▶ _Written problem_
Keep only the lines that hold the string "title", filtering out the rest of the entries below.

[Stored dataset items]
=====
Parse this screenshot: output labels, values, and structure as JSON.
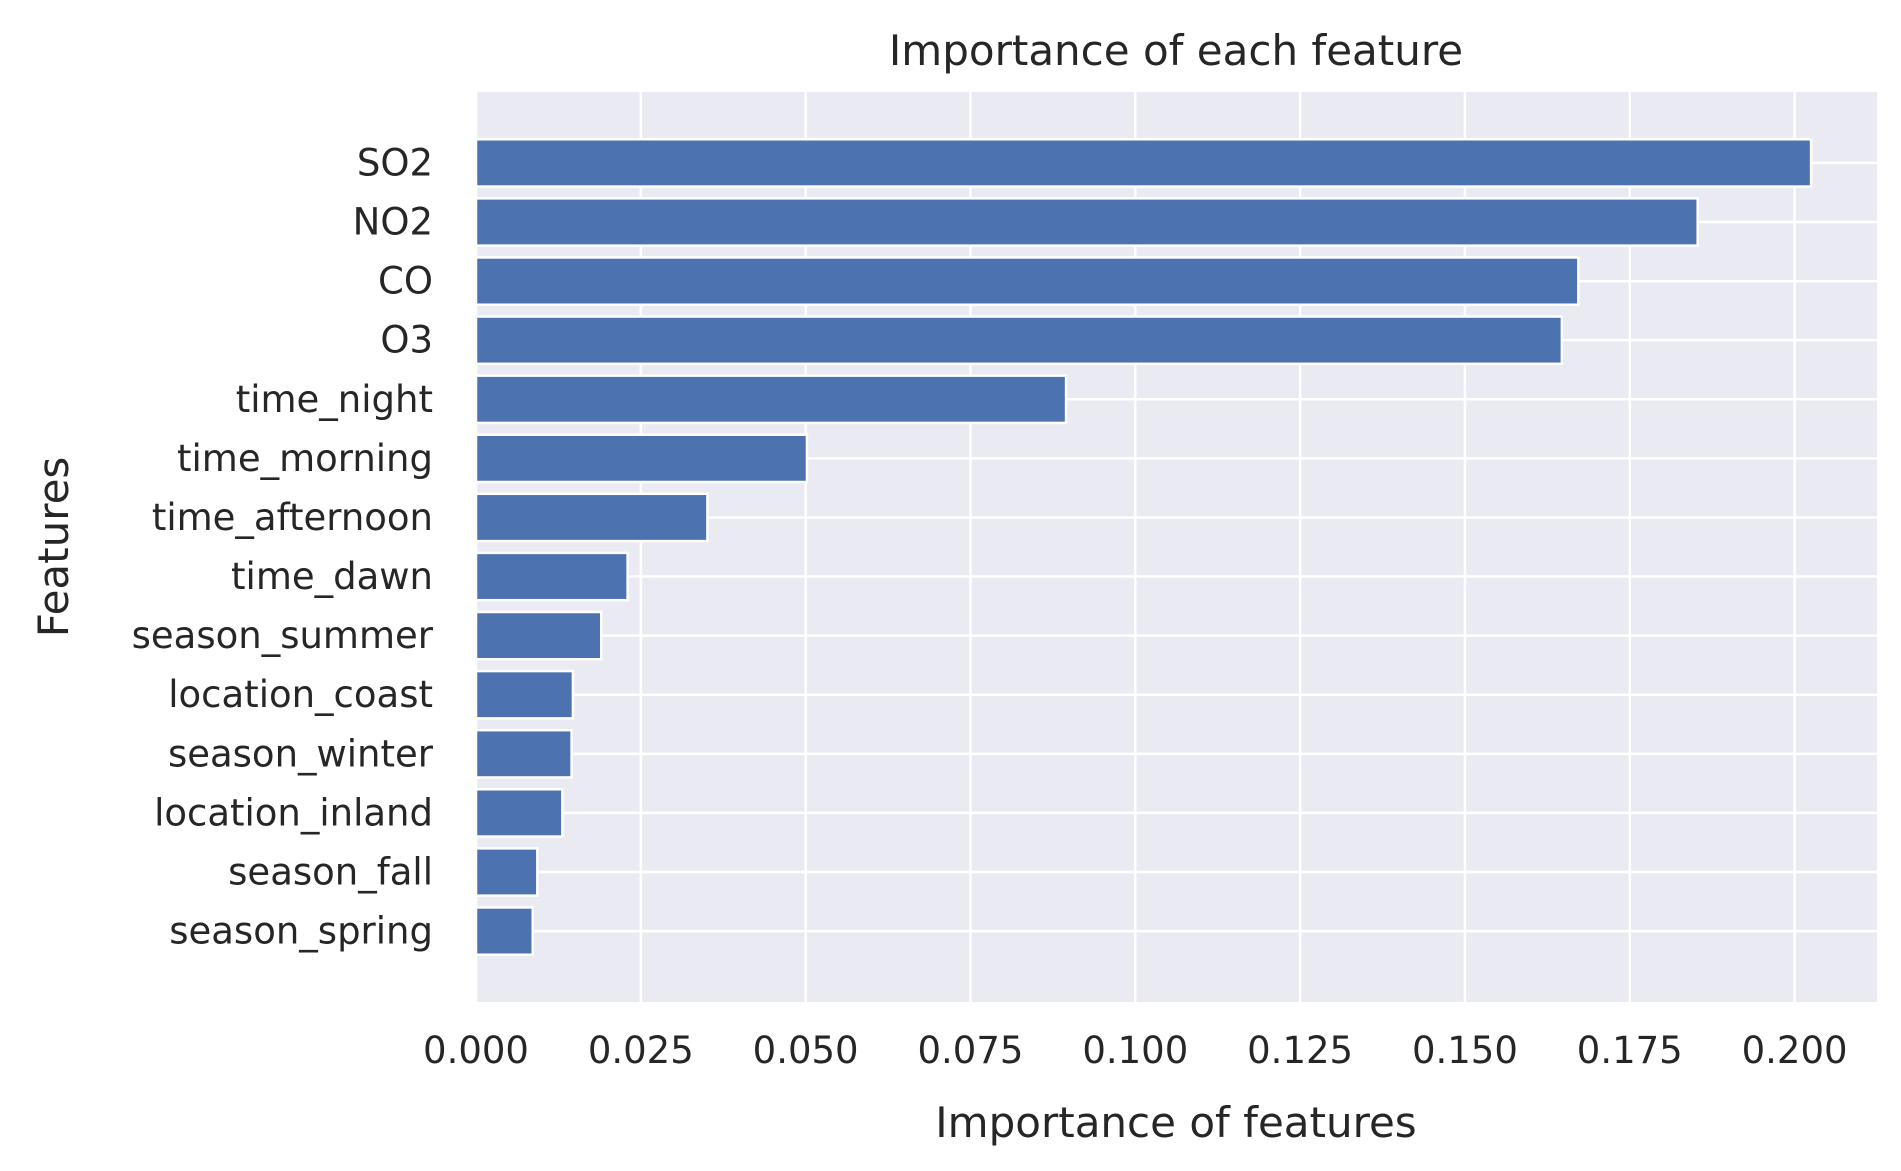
{
  "chart_data": {
    "type": "bar",
    "orientation": "horizontal",
    "title": "Importance of each feature",
    "xlabel": "Importance of features",
    "ylabel": "Features",
    "categories": [
      "SO2",
      "NO2",
      "CO",
      "O3",
      "time_night",
      "time_morning",
      "time_afternoon",
      "time_dawn",
      "season_summer",
      "location_coast",
      "season_winter",
      "location_inland",
      "season_fall",
      "season_spring"
    ],
    "values": [
      0.2025,
      0.1853,
      0.1672,
      0.1647,
      0.0895,
      0.0502,
      0.0351,
      0.023,
      0.019,
      0.0147,
      0.0145,
      0.0131,
      0.0093,
      0.0086
    ],
    "xlim": [
      0,
      0.2125
    ],
    "xticks": [
      "0.000",
      "0.025",
      "0.050",
      "0.075",
      "0.100",
      "0.125",
      "0.150",
      "0.175",
      "0.200"
    ],
    "grid": true,
    "legend": "none",
    "colors": {
      "bar": "#4c72b0",
      "plot_background": "#eaeaf2",
      "grid": "#ffffff",
      "text": "#262626"
    }
  }
}
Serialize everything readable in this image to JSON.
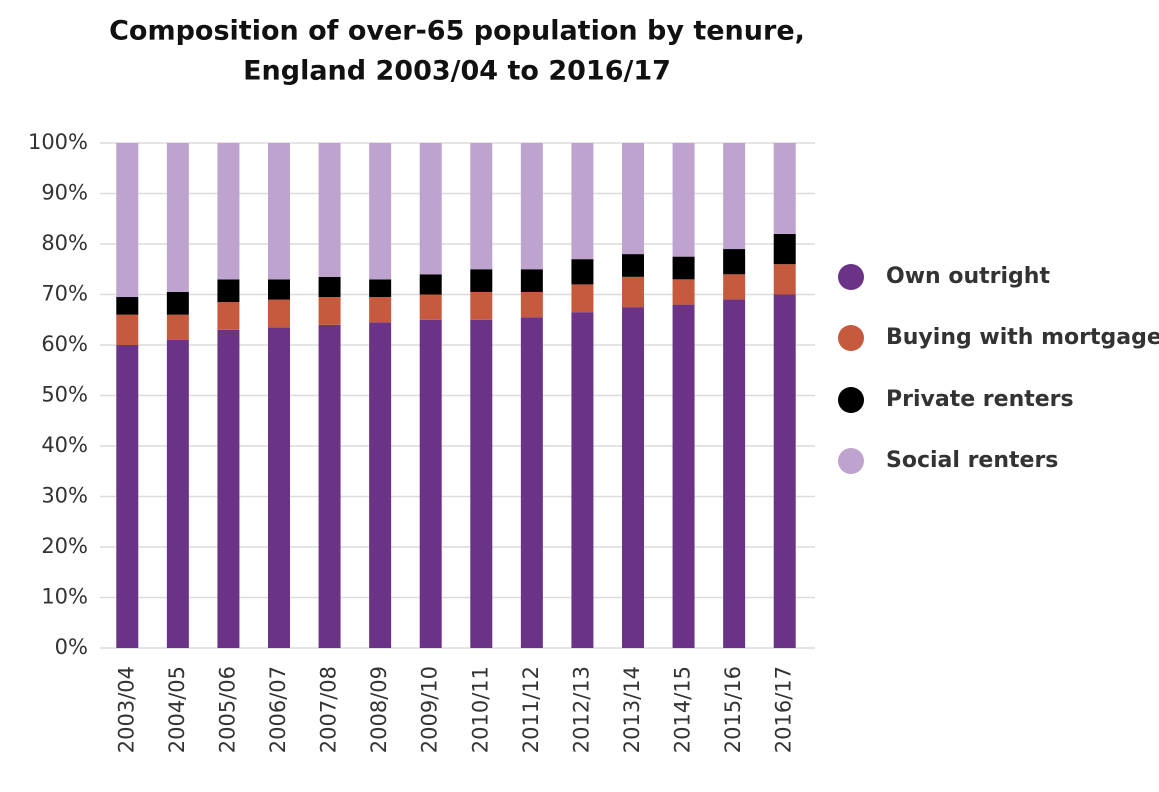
{
  "chart_data": {
    "type": "stacked_bar",
    "title": [
      "Composition of over-65 population by tenure,",
      "England 2003/04 to 2016/17"
    ],
    "categories": [
      "2003/04",
      "2004/05",
      "2005/06",
      "2006/07",
      "2007/08",
      "2008/09",
      "2009/10",
      "2010/11",
      "2011/12",
      "2012/13",
      "2013/14",
      "2014/15",
      "2015/16",
      "2016/17"
    ],
    "series": [
      {
        "name": "Own outright",
        "color": "#6b3385",
        "values": [
          60,
          61,
          63,
          63.5,
          64,
          64.5,
          65,
          65,
          65.5,
          66.5,
          67.5,
          68,
          69,
          70
        ]
      },
      {
        "name": "Buying with mortgage",
        "color": "#c65a3e",
        "values": [
          6,
          5,
          5.5,
          5.5,
          5.5,
          5,
          5,
          5.5,
          5,
          5.5,
          6,
          5,
          5,
          6
        ]
      },
      {
        "name": "Private renters",
        "color": "#000000",
        "values": [
          3.5,
          4.5,
          4.5,
          4,
          4,
          3.5,
          4,
          4.5,
          4.5,
          5,
          4.5,
          4.5,
          5,
          6
        ]
      },
      {
        "name": "Social renters",
        "color": "#bfa3cf",
        "values": [
          30.5,
          29.5,
          27,
          27,
          26.5,
          27,
          26,
          25,
          25,
          23,
          22,
          22.5,
          21,
          18
        ]
      }
    ],
    "ylim": [
      0,
      100
    ],
    "yticks": [
      {
        "value": 0,
        "label": "0%"
      },
      {
        "value": 10,
        "label": "10%"
      },
      {
        "value": 20,
        "label": "20%"
      },
      {
        "value": 30,
        "label": "30%"
      },
      {
        "value": 40,
        "label": "40%"
      },
      {
        "value": 50,
        "label": "50%"
      },
      {
        "value": 60,
        "label": "60%"
      },
      {
        "value": 70,
        "label": "70%"
      },
      {
        "value": 80,
        "label": "80%"
      },
      {
        "value": 90,
        "label": "90%"
      },
      {
        "value": 100,
        "label": "100%"
      }
    ],
    "grid": true,
    "legend": "right"
  }
}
=====
▶ _Answer in full_
    "title": "Importance of each feature",
    "title": [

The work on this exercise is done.